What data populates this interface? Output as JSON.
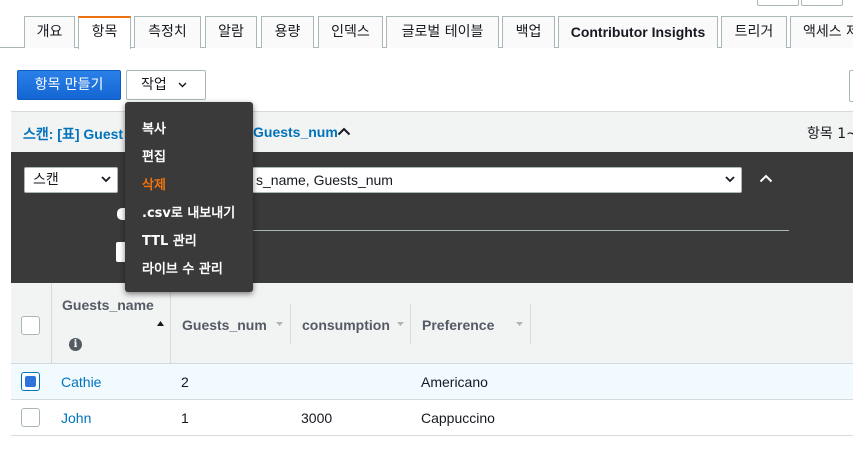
{
  "tabs": [
    {
      "label": "개요"
    },
    {
      "label": "항목"
    },
    {
      "label": "측정치"
    },
    {
      "label": "알람"
    },
    {
      "label": "용량"
    },
    {
      "label": "인덱스"
    },
    {
      "label": "글로벌 테이블"
    },
    {
      "label": "백업"
    },
    {
      "label": "Contributor Insights"
    },
    {
      "label": "트리거"
    },
    {
      "label": "액세스 제"
    }
  ],
  "toolbar": {
    "create_item_label": "항목 만들기",
    "actions_label": "작업"
  },
  "scan_header": {
    "title_prefix": "스캔: [표] Guest",
    "title_suffix": "Guests_num",
    "item_count": "항목 1~"
  },
  "scan_panel": {
    "mode_value": "스캔",
    "attributes_value": "s_name, Guests_num"
  },
  "actions_menu": {
    "items": [
      {
        "label": "복사"
      },
      {
        "label": "편집"
      },
      {
        "label": "삭제"
      },
      {
        "label": ".csv로 내보내기"
      },
      {
        "label": "TTL 관리"
      },
      {
        "label": "라이브 수 관리"
      }
    ],
    "danger_color": "#ec7211"
  },
  "table": {
    "columns": [
      {
        "label": "Guests_name"
      },
      {
        "label": "Guests_num"
      },
      {
        "label": "consumption"
      },
      {
        "label": "Preference"
      }
    ],
    "rows": [
      {
        "name": "Cathie",
        "num": "2",
        "consumption": "",
        "preference": "Americano",
        "selected": true
      },
      {
        "name": "John",
        "num": "1",
        "consumption": "3000",
        "preference": "Cappuccino",
        "selected": false
      }
    ]
  },
  "colors": {
    "primary": "#1a73e8",
    "link": "#0073bb",
    "tab_accent": "#ec7211",
    "panel_dark": "#3a3a3a"
  },
  "icons": [
    "chevron-down-icon",
    "chevron-up-icon",
    "info-icon",
    "sort-asc-icon",
    "sort-desc-icon"
  ]
}
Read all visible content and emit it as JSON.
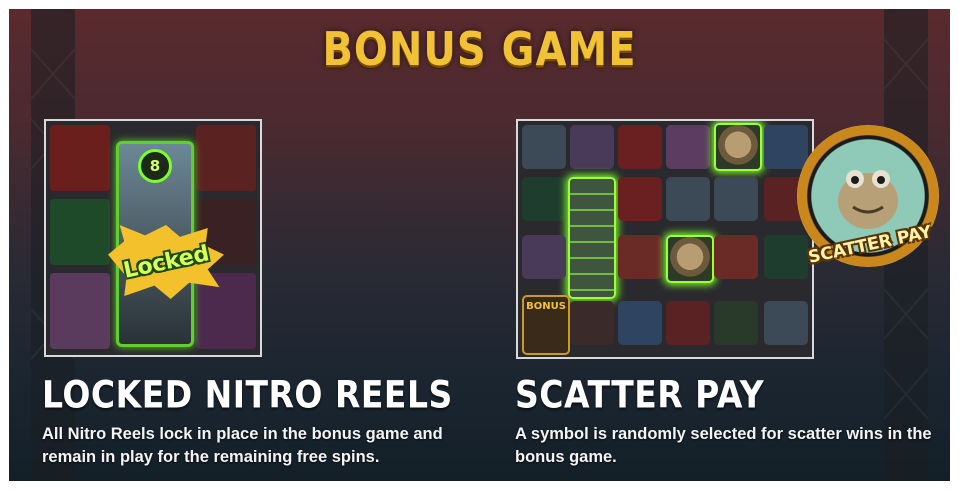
{
  "screen": {
    "title": "BONUS GAME",
    "accent_color": "#f2c236",
    "glow_color": "#7dff2a"
  },
  "left_feature": {
    "heading": "LOCKED NITRO REELS",
    "description": "All Nitro Reels lock in place in the bonus game and remain in play for the remaining free spins.",
    "badge_text": "Locked",
    "reel_counter": "8"
  },
  "right_feature": {
    "heading": "SCATTER PAY",
    "description": "A symbol is randomly selected for scatter wins in the bonus game.",
    "medal_text": "SCATTER PAY",
    "bonus_symbol_text": "BONUS"
  }
}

**DIRECTIONS FOR THIS TASK**
All the records above need to be given again word for word. Skip the pictures.

**EXERCISE OUTPUT**
What data populates this interface? Output as JSON.
{
  "tabs": [
    {
      "label": "개요"
    },
    {
      "label": "항목"
    },
    {
      "label": "측정치"
    },
    {
      "label": "알람"
    },
    {
      "label": "용량"
    },
    {
      "label": "인덱스"
    },
    {
      "label": "글로벌 테이블"
    },
    {
      "label": "백업"
    },
    {
      "label": "Contributor Insights"
    },
    {
      "label": "트리거"
    },
    {
      "label": "액세스 제"
    }
  ],
  "toolbar": {
    "create_item_label": "항목 만들기",
    "actions_label": "작업"
  },
  "scan_header": {
    "title_prefix": "스캔: [표] Guest",
    "title_suffix": "Guests_num",
    "item_count": "항목 1~"
  },
  "scan_panel": {
    "mode_value": "스캔",
    "attributes_value": "s_name, Guests_num"
  },
  "actions_menu": {
    "items": [
      {
        "label": "복사"
      },
      {
        "label": "편집"
      },
      {
        "label": "삭제"
      },
      {
        "label": ".csv로 내보내기"
      },
      {
        "label": "TTL 관리"
      },
      {
        "label": "라이브 수 관리"
      }
    ],
    "danger_color": "#ec7211"
  },
  "table": {
    "columns": [
      {
        "label": "Guests_name"
      },
      {
        "label": "Guests_num"
      },
      {
        "label": "consumption"
      },
      {
        "label": "Preference"
      }
    ],
    "rows": [
      {
        "name": "Cathie",
        "num": "2",
        "consumption": "",
        "preference": "Americano",
        "selected": true
      },
      {
        "name": "John",
        "num": "1",
        "consumption": "3000",
        "preference": "Cappuccino",
        "selected": false
      }
    ]
  },
  "colors": {
    "primary": "#1a73e8",
    "link": "#0073bb",
    "tab_accent": "#ec7211",
    "panel_dark": "#3a3a3a"
  },
  "icons": [
    "chevron-down-icon",
    "chevron-up-icon",
    "info-icon",
    "sort-asc-icon",
    "sort-desc-icon"
  ]
}
Read all visible content and emit it as JSON.
{
  "screen": {
    "title": "BONUS GAME",
    "accent_color": "#f2c236",
    "glow_color": "#7dff2a"
  },
  "left_feature": {
    "heading": "LOCKED NITRO REELS",
    "description": "All Nitro Reels lock in place in the bonus game and remain in play for the remaining free spins.",
    "badge_text": "Locked",
    "reel_counter": "8"
  },
  "right_feature": {
    "heading": "SCATTER PAY",
    "description": "A symbol is randomly selected for scatter wins in the bonus game.",
    "medal_text": "SCATTER PAY",
    "bonus_symbol_text": "BONUS"
  }
}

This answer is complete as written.